- Task requirements: Reproduce the listing that follows with no differences at all.

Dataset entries
<<<<
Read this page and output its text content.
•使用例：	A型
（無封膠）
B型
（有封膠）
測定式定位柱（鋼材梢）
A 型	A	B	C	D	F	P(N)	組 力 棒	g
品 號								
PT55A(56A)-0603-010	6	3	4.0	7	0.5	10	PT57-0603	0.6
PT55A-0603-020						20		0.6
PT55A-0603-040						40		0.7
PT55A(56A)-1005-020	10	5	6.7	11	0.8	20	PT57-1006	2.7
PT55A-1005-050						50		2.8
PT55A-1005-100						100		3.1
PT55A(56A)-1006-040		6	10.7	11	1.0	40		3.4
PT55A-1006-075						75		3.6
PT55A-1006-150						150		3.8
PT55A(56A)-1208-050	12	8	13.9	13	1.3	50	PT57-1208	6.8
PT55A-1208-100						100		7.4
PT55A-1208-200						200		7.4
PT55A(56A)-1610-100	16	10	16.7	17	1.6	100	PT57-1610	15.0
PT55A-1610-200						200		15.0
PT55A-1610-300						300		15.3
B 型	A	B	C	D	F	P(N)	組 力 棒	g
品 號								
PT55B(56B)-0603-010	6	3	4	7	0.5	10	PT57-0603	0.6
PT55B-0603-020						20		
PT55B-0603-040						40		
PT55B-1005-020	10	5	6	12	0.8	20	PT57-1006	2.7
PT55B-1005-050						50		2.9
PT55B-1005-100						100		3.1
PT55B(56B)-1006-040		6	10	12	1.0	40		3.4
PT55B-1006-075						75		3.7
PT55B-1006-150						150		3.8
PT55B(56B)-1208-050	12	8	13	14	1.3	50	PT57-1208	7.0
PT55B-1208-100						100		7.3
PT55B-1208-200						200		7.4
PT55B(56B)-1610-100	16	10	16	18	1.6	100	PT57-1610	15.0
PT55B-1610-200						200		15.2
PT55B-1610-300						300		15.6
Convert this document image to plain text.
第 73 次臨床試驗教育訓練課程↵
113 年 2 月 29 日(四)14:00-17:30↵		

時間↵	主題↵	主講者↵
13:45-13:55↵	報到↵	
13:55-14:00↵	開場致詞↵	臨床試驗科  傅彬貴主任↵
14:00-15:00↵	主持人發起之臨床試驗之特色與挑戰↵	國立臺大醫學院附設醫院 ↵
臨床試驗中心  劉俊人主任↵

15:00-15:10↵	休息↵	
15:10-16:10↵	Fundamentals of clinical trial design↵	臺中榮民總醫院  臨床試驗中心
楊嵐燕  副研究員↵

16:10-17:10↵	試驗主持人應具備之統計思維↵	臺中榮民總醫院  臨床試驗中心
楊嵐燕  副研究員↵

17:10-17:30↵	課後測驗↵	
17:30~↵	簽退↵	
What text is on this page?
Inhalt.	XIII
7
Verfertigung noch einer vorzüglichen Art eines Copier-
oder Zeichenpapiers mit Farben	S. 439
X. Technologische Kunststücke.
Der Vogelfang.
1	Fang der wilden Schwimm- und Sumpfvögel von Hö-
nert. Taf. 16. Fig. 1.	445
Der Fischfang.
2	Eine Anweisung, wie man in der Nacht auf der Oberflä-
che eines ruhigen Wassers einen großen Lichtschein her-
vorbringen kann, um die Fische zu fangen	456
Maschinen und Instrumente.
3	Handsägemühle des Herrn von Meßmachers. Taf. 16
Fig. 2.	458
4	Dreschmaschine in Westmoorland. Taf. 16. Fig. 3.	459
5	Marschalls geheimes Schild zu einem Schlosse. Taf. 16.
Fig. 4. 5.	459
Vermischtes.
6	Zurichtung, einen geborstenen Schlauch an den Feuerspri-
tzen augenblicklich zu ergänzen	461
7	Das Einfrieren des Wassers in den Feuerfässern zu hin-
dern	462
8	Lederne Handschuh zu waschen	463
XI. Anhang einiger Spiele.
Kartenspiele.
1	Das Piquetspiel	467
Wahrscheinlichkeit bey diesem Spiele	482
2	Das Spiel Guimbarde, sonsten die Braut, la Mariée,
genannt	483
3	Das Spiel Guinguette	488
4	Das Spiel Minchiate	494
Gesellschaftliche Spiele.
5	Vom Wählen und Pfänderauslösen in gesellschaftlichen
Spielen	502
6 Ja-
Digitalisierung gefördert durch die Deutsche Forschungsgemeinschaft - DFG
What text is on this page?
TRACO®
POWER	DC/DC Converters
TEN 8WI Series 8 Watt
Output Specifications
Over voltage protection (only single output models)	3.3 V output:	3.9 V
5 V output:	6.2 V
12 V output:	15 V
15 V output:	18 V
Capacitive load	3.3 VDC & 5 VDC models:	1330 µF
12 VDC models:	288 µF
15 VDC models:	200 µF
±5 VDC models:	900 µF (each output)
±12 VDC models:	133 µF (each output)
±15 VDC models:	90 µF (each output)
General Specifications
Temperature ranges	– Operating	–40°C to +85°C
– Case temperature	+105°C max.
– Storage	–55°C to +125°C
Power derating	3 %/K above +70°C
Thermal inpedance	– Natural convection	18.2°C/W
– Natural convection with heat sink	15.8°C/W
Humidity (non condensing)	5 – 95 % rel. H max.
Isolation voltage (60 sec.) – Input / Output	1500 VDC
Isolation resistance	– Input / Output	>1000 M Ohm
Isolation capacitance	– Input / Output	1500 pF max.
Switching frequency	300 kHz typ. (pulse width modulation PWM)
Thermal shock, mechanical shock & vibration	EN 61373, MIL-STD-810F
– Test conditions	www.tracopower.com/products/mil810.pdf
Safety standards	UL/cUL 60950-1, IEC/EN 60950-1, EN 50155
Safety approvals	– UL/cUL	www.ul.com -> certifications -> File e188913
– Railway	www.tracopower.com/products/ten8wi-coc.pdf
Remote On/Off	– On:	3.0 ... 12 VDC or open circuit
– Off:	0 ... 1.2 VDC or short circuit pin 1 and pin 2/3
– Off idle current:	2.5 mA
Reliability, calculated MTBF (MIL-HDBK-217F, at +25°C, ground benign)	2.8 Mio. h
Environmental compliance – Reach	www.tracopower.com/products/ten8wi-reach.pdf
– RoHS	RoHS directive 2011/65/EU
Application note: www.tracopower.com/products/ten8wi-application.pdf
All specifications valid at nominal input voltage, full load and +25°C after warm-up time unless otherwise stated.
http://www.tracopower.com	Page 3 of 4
>>>>
- Answer in full:
Read this page and output its text content.
•使用例：	A型
（無封膠）
B型
（有封膠）
測定式定位柱（鋼材梢）
A 型	A	B	C	D	F	P(N)	組 力 棒	g
品 號								
PT55A(56A)-0603-010	6	3	4.0	7	0.5	10	PT57-0603	0.6
PT55A-0603-020						20		0.6
PT55A-0603-040						40		0.7
PT55A(56A)-1005-020	10	5	6.7	11	0.8	20	PT57-1006	2.7
PT55A-1005-050						50		2.8
PT55A-1005-100						100		3.1
PT55A(56A)-1006-040		6	10.7	11	1.0	40		3.4
PT55A-1006-075						75		3.6
PT55A-1006-150						150		3.8
PT55A(56A)-1208-050	12	8	13.9	13	1.3	50	PT57-1208	6.8
PT55A-1208-100						100		7.4
PT55A-1208-200						200		7.4
PT55A(56A)-1610-100	16	10	16.7	17	1.6	100	PT57-1610	15.0
PT55A-1610-200						200		15.0
PT55A-1610-300						300		15.3
B 型	A	B	C	D	F	P(N)	組 力 棒	g
品 號								
PT55B(56B)-0603-010	6	3	4	7	0.5	10	PT57-0603	0.6
PT55B-0603-020						20		
PT55B-0603-040						40		
PT55B-1005-020	10	5	6	12	0.8	20	PT57-1006	2.7
PT55B-1005-050						50		2.9
PT55B-1005-100						100		3.1
PT55B(56B)-1006-040		6	10	12	1.0	40		3.4
PT55B-1006-075						75		3.7
PT55B-1006-150						150		3.8
PT55B(56B)-1208-050	12	8	13	14	1.3	50	PT57-1208	7.0
PT55B-1208-100						100		7.3
PT55B-1208-200						200		7.4
PT55B(56B)-1610-100	16	10	16	18	1.6	100	PT57-1610	15.0
PT55B-1610-200						200		15.2
PT55B-1610-300						300		15.6
Convert this document image to plain text.
第 73 次臨床試驗教育訓練課程↵
113 年 2 月 29 日(四)14:00-17:30↵		

時間↵	主題↵	主講者↵
13:45-13:55↵	報到↵	
13:55-14:00↵	開場致詞↵	臨床試驗科  傅彬貴主任↵
14:00-15:00↵	主持人發起之臨床試驗之特色與挑戰↵	國立臺大醫學院附設醫院 ↵
臨床試驗中心  劉俊人主任↵

15:00-15:10↵	休息↵	
15:10-16:10↵	Fundamentals of clinical trial design↵	臺中榮民總醫院  臨床試驗中心
楊嵐燕  副研究員↵

16:10-17:10↵	試驗主持人應具備之統計思維↵	臺中榮民總醫院  臨床試驗中心
楊嵐燕  副研究員↵

17:10-17:30↵	課後測驗↵	
17:30~↵	簽退↵	
What text is on this page?
Inhalt.	XIII
7
Verfertigung noch einer vorzüglichen Art eines Copier-
oder Zeichenpapiers mit Farben	S. 439
X. Technologische Kunststücke.
Der Vogelfang.
1	Fang der wilden Schwimm- und Sumpfvögel von Hö-
nert. Taf. 16. Fig. 1.	445
Der Fischfang.
2	Eine Anweisung, wie man in der Nacht auf der Oberflä-
che eines ruhigen Wassers einen großen Lichtschein her-
vorbringen kann, um die Fische zu fangen	456
Maschinen und Instrumente.
3	Handsägemühle des Herrn von Meßmachers. Taf. 16
Fig. 2.	458
4	Dreschmaschine in Westmoorland. Taf. 16. Fig. 3.	459
5	Marschalls geheimes Schild zu einem Schlosse. Taf. 16.
Fig. 4. 5.	459
Vermischtes.
6	Zurichtung, einen geborstenen Schlauch an den Feuerspri-
tzen augenblicklich zu ergänzen	461
7	Das Einfrieren des Wassers in den Feuerfässern zu hin-
dern	462
8	Lederne Handschuh zu waschen	463
XI. Anhang einiger Spiele.
Kartenspiele.
1	Das Piquetspiel	467
Wahrscheinlichkeit bey diesem Spiele	482
2	Das Spiel Guimbarde, sonsten die Braut, la Mariée,
genannt	483
3	Das Spiel Guinguette	488
4	Das Spiel Minchiate	494
Gesellschaftliche Spiele.
5	Vom Wählen und Pfänderauslösen in gesellschaftlichen
Spielen	502
6 Ja-
Digitalisierung gefördert durch die Deutsche Forschungsgemeinschaft - DFG
What text is on this page?
TRACO®
POWER	DC/DC Converters
TEN 8WI Series 8 Watt
Output Specifications
Over voltage protection (only single output models)	3.3 V output:	3.9 V
5 V output:	6.2 V
12 V output:	15 V
15 V output:	18 V
Capacitive load	3.3 VDC & 5 VDC models:	1330 µF
12 VDC models:	288 µF
15 VDC models:	200 µF
±5 VDC models:	900 µF (each output)
±12 VDC models:	133 µF (each output)
±15 VDC models:	90 µF (each output)
General Specifications
Temperature ranges	– Operating	–40°C to +85°C
– Case temperature	+105°C max.
– Storage	–55°C to +125°C
Power derating	3 %/K above +70°C
Thermal inpedance	– Natural convection	18.2°C/W
– Natural convection with heat sink	15.8°C/W
Humidity (non condensing)	5 – 95 % rel. H max.
Isolation voltage (60 sec.) – Input / Output	1500 VDC
Isolation resistance	– Input / Output	>1000 M Ohm
Isolation capacitance	– Input / Output	1500 pF max.
Switching frequency	300 kHz typ. (pulse width modulation PWM)
Thermal shock, mechanical shock & vibration	EN 61373, MIL-STD-810F
– Test conditions	www.tracopower.com/products/mil810.pdf
Safety standards	UL/cUL 60950-1, IEC/EN 60950-1, EN 50155
Safety approvals	– UL/cUL	www.ul.com -> certifications -> File e188913
– Railway	www.tracopower.com/products/ten8wi-coc.pdf
Remote On/Off	– On:	3.0 ... 12 VDC or open circuit
– Off:	0 ... 1.2 VDC or short circuit pin 1 and pin 2/3
– Off idle current:	2.5 mA
Reliability, calculated MTBF (MIL-HDBK-217F, at +25°C, ground benign)	2.8 Mio. h
Environmental compliance – Reach	www.tracopower.com/products/ten8wi-reach.pdf
– RoHS	RoHS directive 2011/65/EU
Application note: www.tracopower.com/products/ten8wi-application.pdf
All specifications valid at nominal input voltage, full load and +25°C after warm-up time unless otherwise stated.
http://www.tracopower.com	Page 3 of 4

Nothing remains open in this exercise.